▸ Data provided:
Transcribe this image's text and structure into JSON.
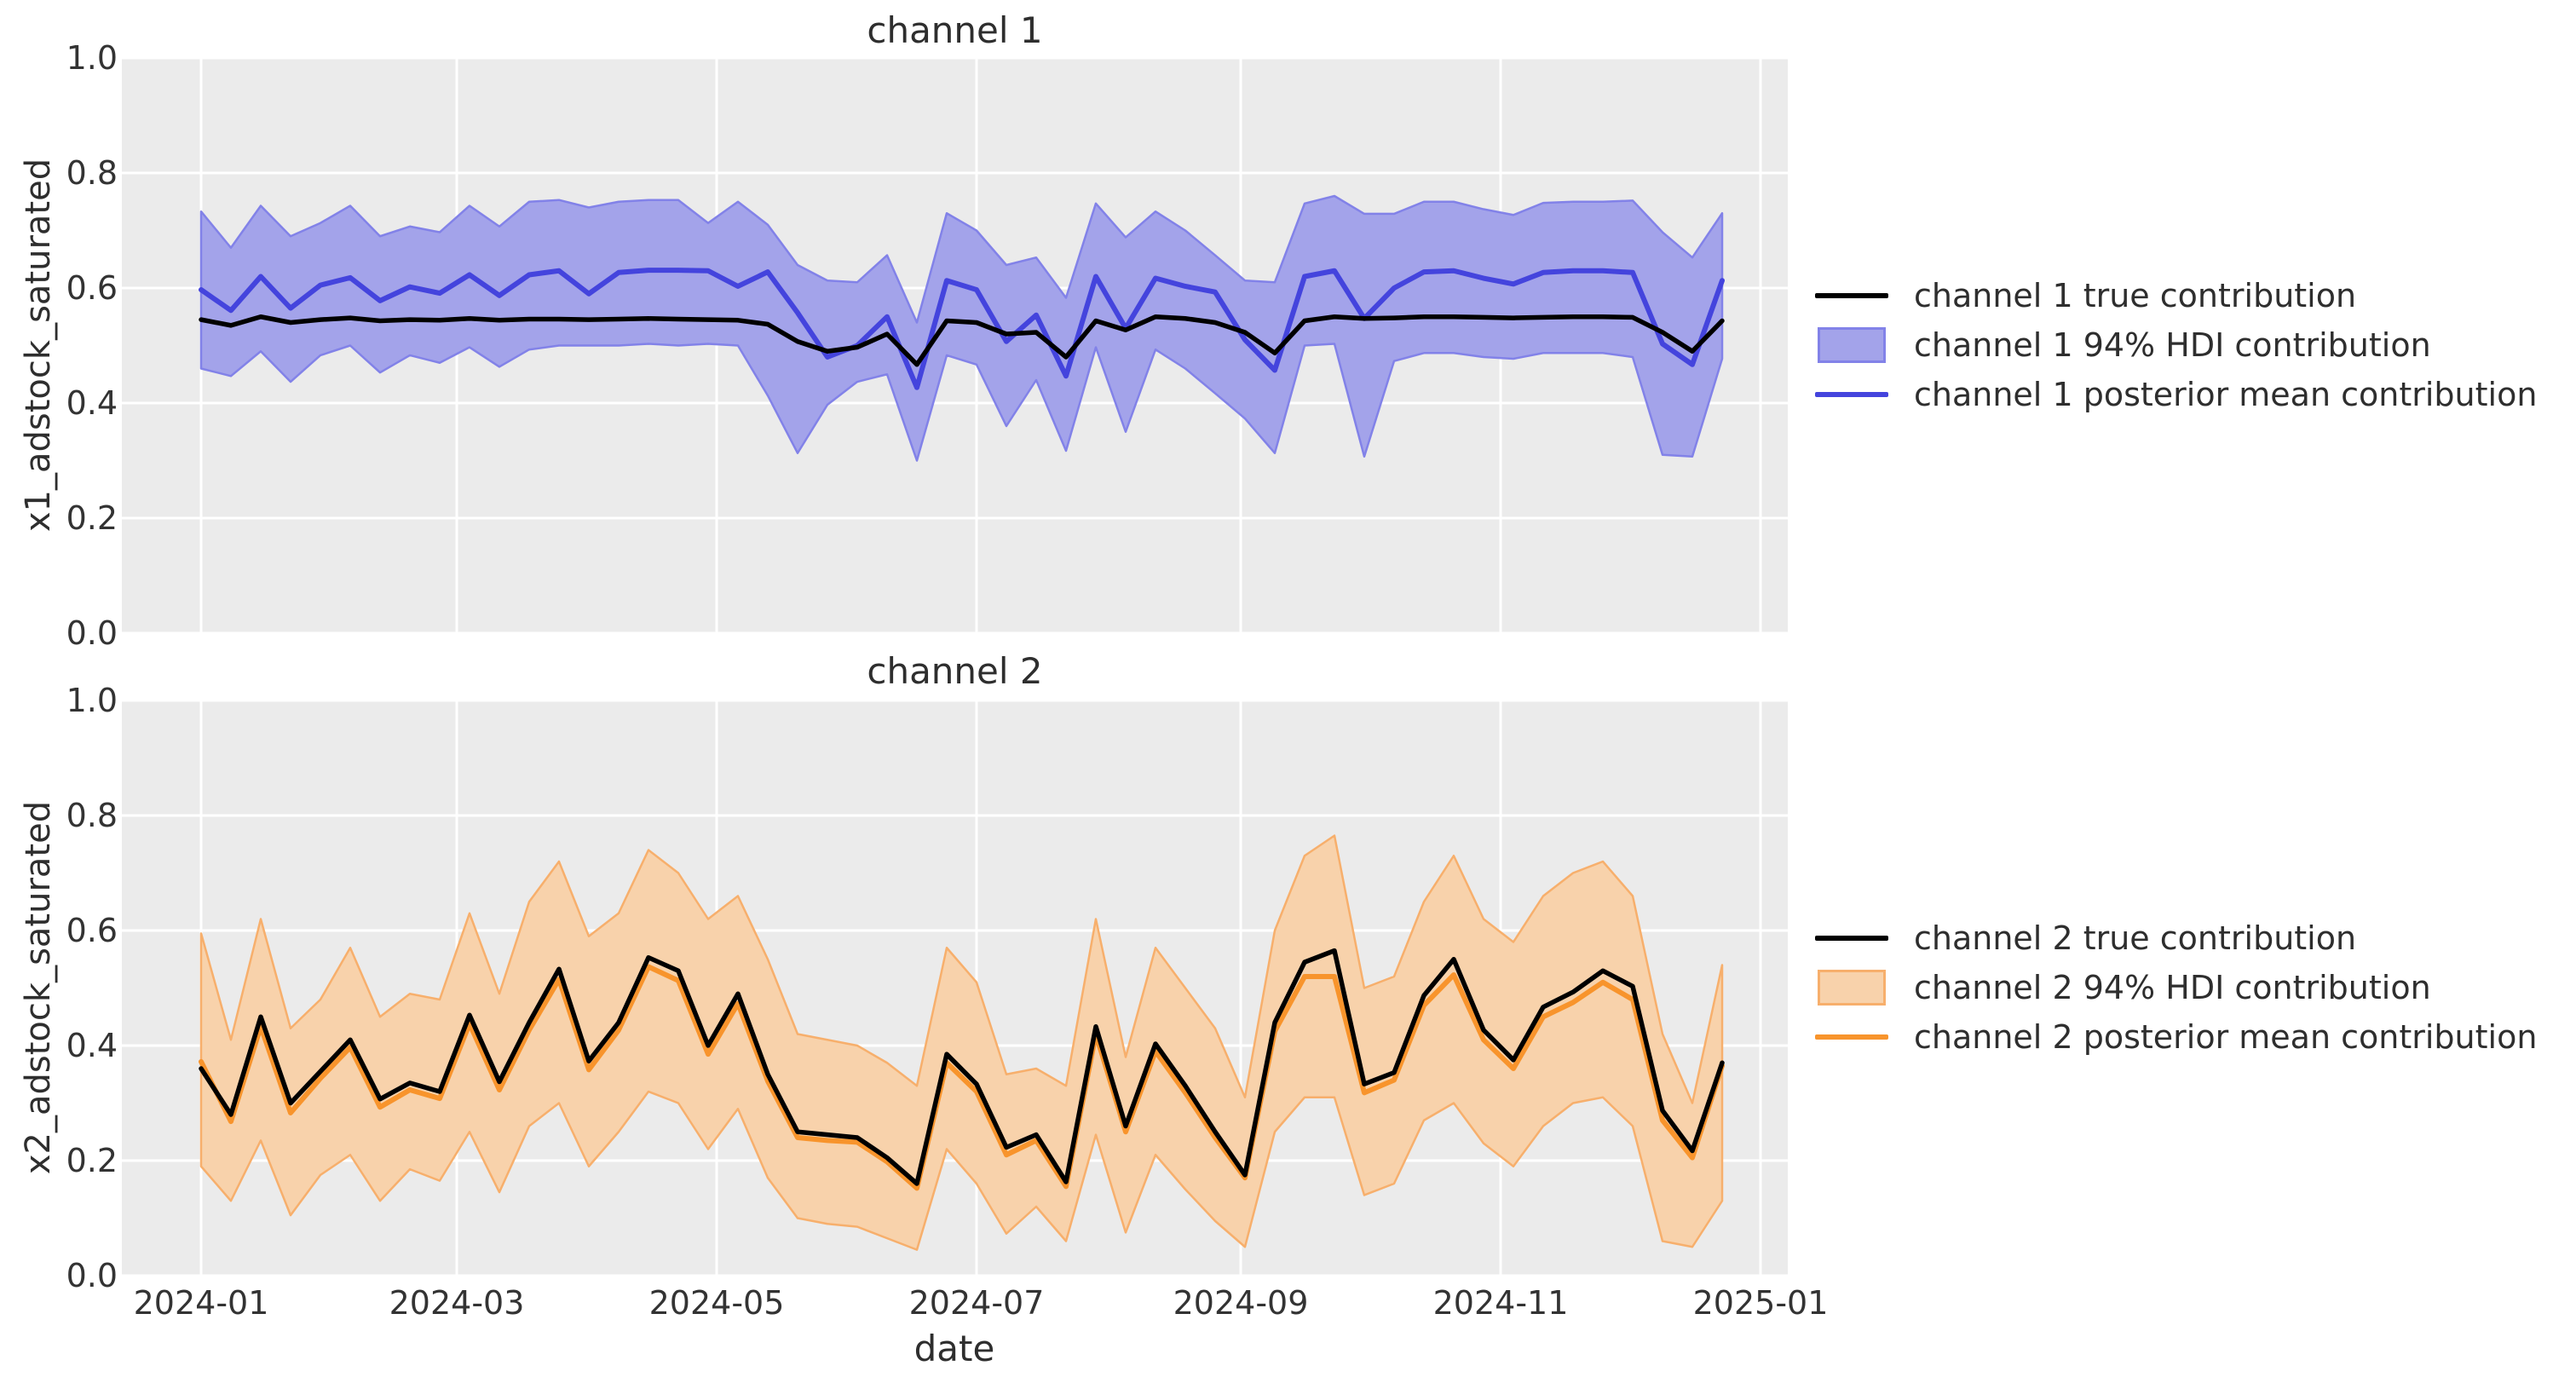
{
  "figure": {
    "xlabel": "date",
    "x_ticks": [
      {
        "label": "2024-01",
        "day": 0
      },
      {
        "label": "2024-03",
        "day": 60
      },
      {
        "label": "2024-05",
        "day": 121
      },
      {
        "label": "2024-07",
        "day": 182
      },
      {
        "label": "2024-09",
        "day": 244
      },
      {
        "label": "2024-11",
        "day": 305
      },
      {
        "label": "2025-01",
        "day": 366
      }
    ],
    "y_ticks": [
      "1.0",
      "0.8",
      "0.6",
      "0.4",
      "0.2",
      "0.0"
    ]
  },
  "colors": {
    "page_bg": "#ffffff",
    "plot_bg": "#ebebeb",
    "grid": "#ffffff",
    "text": "#2e2e2e",
    "true_line": "#000000",
    "ch1_mean": "#4444dd",
    "ch1_band_fill": "#a3a3ea",
    "ch1_band_edge": "#8282e8",
    "ch2_mean": "#f8942c",
    "ch2_band_fill": "#f8d2ab",
    "ch2_band_edge": "#f7af6c"
  },
  "chart_data": [
    {
      "type": "line",
      "title": "channel 1",
      "ylabel": "x1_adstock_saturated",
      "xlabel": "date",
      "ylim": [
        0,
        1
      ],
      "grid": true,
      "legend_position": "right",
      "x_dates": [
        "2024-01-01",
        "2024-01-08",
        "2024-01-15",
        "2024-01-22",
        "2024-01-29",
        "2024-02-05",
        "2024-02-12",
        "2024-02-19",
        "2024-02-26",
        "2024-03-04",
        "2024-03-11",
        "2024-03-18",
        "2024-03-25",
        "2024-04-01",
        "2024-04-08",
        "2024-04-15",
        "2024-04-22",
        "2024-04-29",
        "2024-05-06",
        "2024-05-13",
        "2024-05-20",
        "2024-05-27",
        "2024-06-03",
        "2024-06-10",
        "2024-06-17",
        "2024-06-24",
        "2024-07-01",
        "2024-07-08",
        "2024-07-15",
        "2024-07-22",
        "2024-07-29",
        "2024-08-05",
        "2024-08-12",
        "2024-08-19",
        "2024-08-26",
        "2024-09-02",
        "2024-09-09",
        "2024-09-16",
        "2024-09-23",
        "2024-09-30",
        "2024-10-07",
        "2024-10-14",
        "2024-10-21",
        "2024-10-28",
        "2024-11-04",
        "2024-11-11",
        "2024-11-18",
        "2024-11-25",
        "2024-12-02",
        "2024-12-09",
        "2024-12-16",
        "2024-12-23"
      ],
      "series": [
        {
          "name": "channel 1 true contribution",
          "color": "#000000",
          "values": [
            0.545,
            0.535,
            0.55,
            0.54,
            0.545,
            0.548,
            0.543,
            0.545,
            0.544,
            0.547,
            0.544,
            0.546,
            0.546,
            0.545,
            0.546,
            0.547,
            0.546,
            0.545,
            0.544,
            0.537,
            0.507,
            0.49,
            0.497,
            0.52,
            0.467,
            0.543,
            0.54,
            0.52,
            0.523,
            0.48,
            0.543,
            0.527,
            0.55,
            0.547,
            0.54,
            0.523,
            0.487,
            0.543,
            0.55,
            0.547,
            0.548,
            0.55,
            0.55,
            0.549,
            0.548,
            0.549,
            0.55,
            0.55,
            0.549,
            0.523,
            0.49,
            0.543
          ]
        },
        {
          "name": "channel 1 posterior mean contribution",
          "color": "#4444dd",
          "values": [
            0.597,
            0.561,
            0.62,
            0.565,
            0.605,
            0.618,
            0.578,
            0.602,
            0.591,
            0.623,
            0.587,
            0.623,
            0.63,
            0.59,
            0.627,
            0.631,
            0.631,
            0.63,
            0.603,
            0.628,
            0.557,
            0.48,
            0.5,
            0.55,
            0.427,
            0.613,
            0.597,
            0.507,
            0.553,
            0.447,
            0.62,
            0.53,
            0.617,
            0.603,
            0.593,
            0.51,
            0.457,
            0.62,
            0.63,
            0.547,
            0.6,
            0.628,
            0.63,
            0.617,
            0.607,
            0.627,
            0.63,
            0.63,
            0.627,
            0.503,
            0.467,
            0.613
          ]
        }
      ],
      "band": {
        "name": "channel 1 94% HDI contribution",
        "fill": "#a3a3ea",
        "edge": "#8282e8",
        "lower": [
          0.46,
          0.447,
          0.49,
          0.437,
          0.483,
          0.5,
          0.453,
          0.483,
          0.47,
          0.497,
          0.463,
          0.493,
          0.5,
          0.5,
          0.5,
          0.503,
          0.5,
          0.503,
          0.5,
          0.413,
          0.313,
          0.397,
          0.437,
          0.45,
          0.3,
          0.483,
          0.467,
          0.36,
          0.44,
          0.317,
          0.497,
          0.35,
          0.493,
          0.46,
          0.417,
          0.373,
          0.313,
          0.5,
          0.503,
          0.307,
          0.473,
          0.487,
          0.487,
          0.48,
          0.477,
          0.487,
          0.487,
          0.487,
          0.48,
          0.31,
          0.307,
          0.477
        ],
        "upper": [
          0.733,
          0.67,
          0.743,
          0.69,
          0.713,
          0.743,
          0.69,
          0.707,
          0.697,
          0.743,
          0.707,
          0.75,
          0.753,
          0.74,
          0.75,
          0.753,
          0.753,
          0.713,
          0.75,
          0.71,
          0.64,
          0.613,
          0.61,
          0.657,
          0.54,
          0.73,
          0.7,
          0.64,
          0.653,
          0.583,
          0.747,
          0.688,
          0.733,
          0.7,
          0.657,
          0.613,
          0.61,
          0.747,
          0.76,
          0.729,
          0.729,
          0.75,
          0.75,
          0.737,
          0.727,
          0.748,
          0.75,
          0.75,
          0.752,
          0.697,
          0.653,
          0.73
        ]
      }
    },
    {
      "type": "line",
      "title": "channel 2",
      "ylabel": "x2_adstock_saturated",
      "xlabel": "date",
      "ylim": [
        0,
        1
      ],
      "grid": true,
      "legend_position": "right",
      "x_dates": [
        "2024-01-01",
        "2024-01-08",
        "2024-01-15",
        "2024-01-22",
        "2024-01-29",
        "2024-02-05",
        "2024-02-12",
        "2024-02-19",
        "2024-02-26",
        "2024-03-04",
        "2024-03-11",
        "2024-03-18",
        "2024-03-25",
        "2024-04-01",
        "2024-04-08",
        "2024-04-15",
        "2024-04-22",
        "2024-04-29",
        "2024-05-06",
        "2024-05-13",
        "2024-05-20",
        "2024-05-27",
        "2024-06-03",
        "2024-06-10",
        "2024-06-17",
        "2024-06-24",
        "2024-07-01",
        "2024-07-08",
        "2024-07-15",
        "2024-07-22",
        "2024-07-29",
        "2024-08-05",
        "2024-08-12",
        "2024-08-19",
        "2024-08-26",
        "2024-09-02",
        "2024-09-09",
        "2024-09-16",
        "2024-09-23",
        "2024-09-30",
        "2024-10-07",
        "2024-10-14",
        "2024-10-21",
        "2024-10-28",
        "2024-11-04",
        "2024-11-11",
        "2024-11-18",
        "2024-11-25",
        "2024-12-02",
        "2024-12-09",
        "2024-12-16",
        "2024-12-23"
      ],
      "series": [
        {
          "name": "channel 2 true contribution",
          "color": "#000000",
          "values": [
            0.36,
            0.28,
            0.45,
            0.3,
            0.355,
            0.41,
            0.307,
            0.335,
            0.32,
            0.453,
            0.337,
            0.44,
            0.533,
            0.373,
            0.44,
            0.553,
            0.53,
            0.4,
            0.49,
            0.35,
            0.25,
            0.245,
            0.24,
            0.205,
            0.16,
            0.385,
            0.333,
            0.223,
            0.245,
            0.163,
            0.433,
            0.26,
            0.403,
            0.33,
            0.25,
            0.175,
            0.44,
            0.545,
            0.565,
            0.333,
            0.353,
            0.487,
            0.55,
            0.427,
            0.375,
            0.467,
            0.493,
            0.53,
            0.503,
            0.287,
            0.217,
            0.37
          ]
        },
        {
          "name": "channel 2 posterior mean contribution",
          "color": "#f8942c",
          "values": [
            0.372,
            0.268,
            0.433,
            0.283,
            0.343,
            0.397,
            0.293,
            0.323,
            0.308,
            0.438,
            0.323,
            0.427,
            0.515,
            0.358,
            0.427,
            0.537,
            0.513,
            0.385,
            0.473,
            0.338,
            0.24,
            0.235,
            0.232,
            0.198,
            0.152,
            0.37,
            0.32,
            0.21,
            0.235,
            0.155,
            0.42,
            0.25,
            0.39,
            0.318,
            0.24,
            0.17,
            0.425,
            0.52,
            0.52,
            0.318,
            0.34,
            0.47,
            0.523,
            0.41,
            0.36,
            0.45,
            0.475,
            0.51,
            0.48,
            0.27,
            0.205,
            0.365
          ]
        }
      ],
      "band": {
        "name": "channel 2 94% HDI contribution",
        "fill": "#f8d2ab",
        "edge": "#f7af6c",
        "lower": [
          0.19,
          0.13,
          0.235,
          0.105,
          0.175,
          0.21,
          0.13,
          0.185,
          0.165,
          0.25,
          0.145,
          0.26,
          0.3,
          0.19,
          0.25,
          0.32,
          0.3,
          0.22,
          0.29,
          0.17,
          0.1,
          0.09,
          0.085,
          0.065,
          0.045,
          0.22,
          0.16,
          0.073,
          0.12,
          0.06,
          0.245,
          0.075,
          0.21,
          0.15,
          0.095,
          0.05,
          0.25,
          0.31,
          0.31,
          0.14,
          0.16,
          0.27,
          0.3,
          0.23,
          0.19,
          0.26,
          0.3,
          0.31,
          0.26,
          0.06,
          0.05,
          0.13
        ],
        "upper": [
          0.595,
          0.41,
          0.62,
          0.43,
          0.48,
          0.57,
          0.45,
          0.49,
          0.48,
          0.63,
          0.49,
          0.65,
          0.72,
          0.59,
          0.63,
          0.74,
          0.7,
          0.62,
          0.66,
          0.55,
          0.42,
          0.41,
          0.4,
          0.37,
          0.33,
          0.57,
          0.51,
          0.35,
          0.36,
          0.33,
          0.62,
          0.38,
          0.57,
          0.5,
          0.43,
          0.31,
          0.6,
          0.73,
          0.765,
          0.5,
          0.52,
          0.65,
          0.73,
          0.62,
          0.58,
          0.66,
          0.7,
          0.72,
          0.66,
          0.42,
          0.3,
          0.54
        ]
      }
    }
  ]
}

▸ Work to complete:
List every line above that holds the word "name".

▸ The result:
          "name": "channel 1 true contribution",
          "name": "channel 1 posterior mean contribution",
        "name": "channel 1 94% HDI contribution",
          "name": "channel 2 true contribution",
          "name": "channel 2 posterior mean contribution",
        "name": "channel 2 94% HDI contribution",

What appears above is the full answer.